• Task to complete:
The page text on machine learning for traffic classification describes how images are stored on a machine. List every dimension of the arrays it names.

So how can a machine know if an IP packet belongs to Facebook or Instagram? Does machine sees things like the way we do? Now, let’s consider a classic example of image classification for dog/cat classification. For the AI to determine if an image is showing a cat or a dog; the AI first need to learn from some images labeled with either cat or dog (training data). In computer vision, each of such images are represented in 3d arrays of (height, width, color channels) on the machine. Convolutional Neural Network (CNN) is normally used to find important pixel information from these images; known as feature maps; through a series of convolution process. These feature maps are eventually fed into fully connected layers (hidden layers) to train the AI to recognise dog from cat based on eyes colours, fur types etc. So, NO; machine do not see data like how we see it; so we need to be smart in preparing the data for machine algorithms to pick up discriminative patterns.
Meanwhile, in traffic engineering; we are dealing with text data most of the times. Some common data sources are: (a) network logs from firewall/IPS/IDS, and (b) network traffic from network sniffer like Wireshark. Text based data is easier to be manipulated; they are also less compute intensive during the train/test process. However, there aren’t too many resources out there; that means, less github codes and open source tools for us to pre-process network traffic; and less pre-trained models for us to do transfer learning (we will get into this later).
The Intuition
Now, try saying ‘hey Siri, good morning’ and then saying ‘ok Google, good morning’. On the iPhones, Siri will just greet back good morning; meanwhile, Google will show you some essential information to kick start your morning (appointments, weather etc). Some AI just understand more contexts, support contexts carry-over and well integrated. On the same logic, some traffic classifier can distinguish more types of traffic, some are more accurate, and some are a bit of both. So, what makes one AI smarter than another?
A data scientist would tell you that there are several components that collectively influence the accuracy of the resulting model. We will break each of them down and explain on how to deal with each stages carefully.

• Recorded information:
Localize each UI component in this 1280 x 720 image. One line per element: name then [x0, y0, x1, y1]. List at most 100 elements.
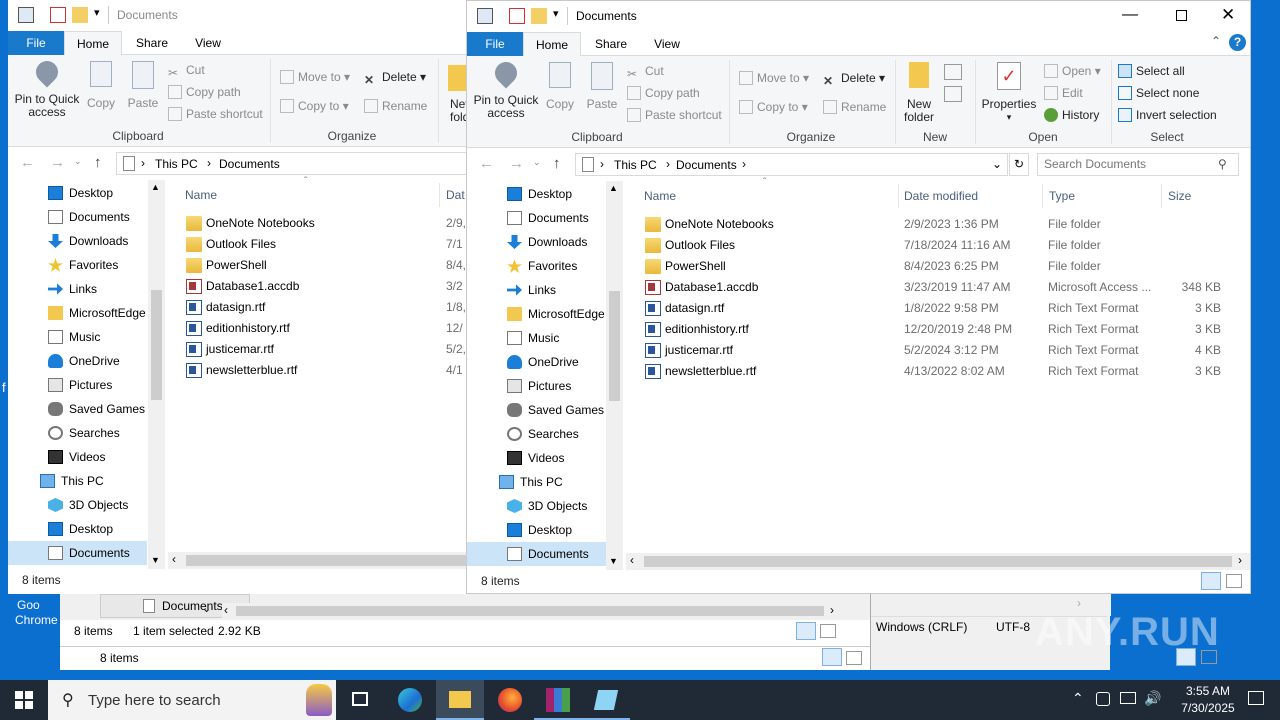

• Written solution:
height, width, color channels